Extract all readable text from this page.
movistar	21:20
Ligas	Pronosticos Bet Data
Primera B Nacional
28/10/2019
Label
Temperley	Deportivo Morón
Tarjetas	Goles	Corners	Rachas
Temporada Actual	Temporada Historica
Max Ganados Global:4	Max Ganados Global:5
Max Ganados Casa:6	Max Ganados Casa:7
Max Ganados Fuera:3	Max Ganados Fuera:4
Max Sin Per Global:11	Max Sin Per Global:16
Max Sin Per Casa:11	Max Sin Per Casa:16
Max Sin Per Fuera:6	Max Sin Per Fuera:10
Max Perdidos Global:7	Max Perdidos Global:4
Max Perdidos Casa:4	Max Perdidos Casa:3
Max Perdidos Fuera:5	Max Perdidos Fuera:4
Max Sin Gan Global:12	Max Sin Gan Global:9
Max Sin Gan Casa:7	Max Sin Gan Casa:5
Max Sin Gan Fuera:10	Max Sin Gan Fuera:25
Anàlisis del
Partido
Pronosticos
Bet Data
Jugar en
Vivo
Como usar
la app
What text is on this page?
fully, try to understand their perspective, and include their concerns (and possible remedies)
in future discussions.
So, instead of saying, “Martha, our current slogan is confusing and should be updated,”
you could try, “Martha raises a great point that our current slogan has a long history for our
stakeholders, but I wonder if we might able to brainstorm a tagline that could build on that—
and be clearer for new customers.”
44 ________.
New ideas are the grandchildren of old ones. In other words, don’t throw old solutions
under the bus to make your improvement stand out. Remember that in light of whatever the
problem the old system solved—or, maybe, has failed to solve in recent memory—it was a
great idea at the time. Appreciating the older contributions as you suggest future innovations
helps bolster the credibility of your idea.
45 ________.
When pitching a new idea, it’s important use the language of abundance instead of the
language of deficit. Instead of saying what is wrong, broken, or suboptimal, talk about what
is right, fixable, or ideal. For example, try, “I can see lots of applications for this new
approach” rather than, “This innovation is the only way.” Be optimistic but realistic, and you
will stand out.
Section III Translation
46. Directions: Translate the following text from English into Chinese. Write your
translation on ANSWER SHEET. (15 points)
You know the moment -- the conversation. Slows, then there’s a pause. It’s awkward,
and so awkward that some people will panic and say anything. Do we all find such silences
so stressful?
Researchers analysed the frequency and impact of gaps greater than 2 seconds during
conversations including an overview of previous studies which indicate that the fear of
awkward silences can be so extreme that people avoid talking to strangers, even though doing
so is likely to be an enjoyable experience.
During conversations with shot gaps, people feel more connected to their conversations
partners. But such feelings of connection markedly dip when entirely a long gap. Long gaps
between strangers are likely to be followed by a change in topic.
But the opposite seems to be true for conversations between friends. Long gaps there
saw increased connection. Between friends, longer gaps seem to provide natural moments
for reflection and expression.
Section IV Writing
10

# # # # # # #

EXERCISE TASK | Print every line of the records exactly. Omit nothing.

RESPONSE |
Extract all readable text from this page.
movistar	21:20
Ligas	Pronosticos Bet Data
Primera B Nacional
28/10/2019
Label
Temperley	Deportivo Morón
Tarjetas	Goles	Corners	Rachas
Temporada Actual	Temporada Historica
Max Ganados Global:4	Max Ganados Global:5
Max Ganados Casa:6	Max Ganados Casa:7
Max Ganados Fuera:3	Max Ganados Fuera:4
Max Sin Per Global:11	Max Sin Per Global:16
Max Sin Per Casa:11	Max Sin Per Casa:16
Max Sin Per Fuera:6	Max Sin Per Fuera:10
Max Perdidos Global:7	Max Perdidos Global:4
Max Perdidos Casa:4	Max Perdidos Casa:3
Max Perdidos Fuera:5	Max Perdidos Fuera:4
Max Sin Gan Global:12	Max Sin Gan Global:9
Max Sin Gan Casa:7	Max Sin Gan Casa:5
Max Sin Gan Fuera:10	Max Sin Gan Fuera:25
Anàlisis del
Partido
Pronosticos
Bet Data
Jugar en
Vivo
Como usar
la app
What text is on this page?
fully, try to understand their perspective, and include their concerns (and possible remedies)
in future discussions.
So, instead of saying, “Martha, our current slogan is confusing and should be updated,”
you could try, “Martha raises a great point that our current slogan has a long history for our
stakeholders, but I wonder if we might able to brainstorm a tagline that could build on that—
and be clearer for new customers.”
44 ________.
New ideas are the grandchildren of old ones. In other words, don’t throw old solutions
under the bus to make your improvement stand out. Remember that in light of whatever the
problem the old system solved—or, maybe, has failed to solve in recent memory—it was a
great idea at the time. Appreciating the older contributions as you suggest future innovations
helps bolster the credibility of your idea.
45 ________.
When pitching a new idea, it’s important use the language of abundance instead of the
language of deficit. Instead of saying what is wrong, broken, or suboptimal, talk about what
is right, fixable, or ideal. For example, try, “I can see lots of applications for this new
approach” rather than, “This innovation is the only way.” Be optimistic but realistic, and you
will stand out.
Section III Translation
46. Directions: Translate the following text from English into Chinese. Write your
translation on ANSWER SHEET. (15 points)
You know the moment -- the conversation. Slows, then there’s a pause. It’s awkward,
and so awkward that some people will panic and say anything. Do we all find such silences
so stressful?
Researchers analysed the frequency and impact of gaps greater than 2 seconds during
conversations including an overview of previous studies which indicate that the fear of
awkward silences can be so extreme that people avoid talking to strangers, even though doing
so is likely to be an enjoyable experience.
During conversations with shot gaps, people feel more connected to their conversations
partners. But such feelings of connection markedly dip when entirely a long gap. Long gaps
between strangers are likely to be followed by a change in topic.
But the opposite seems to be true for conversations between friends. Long gaps there
saw increased connection. Between friends, longer gaps seem to provide natural moments
for reflection and expression.
Section IV Writing
10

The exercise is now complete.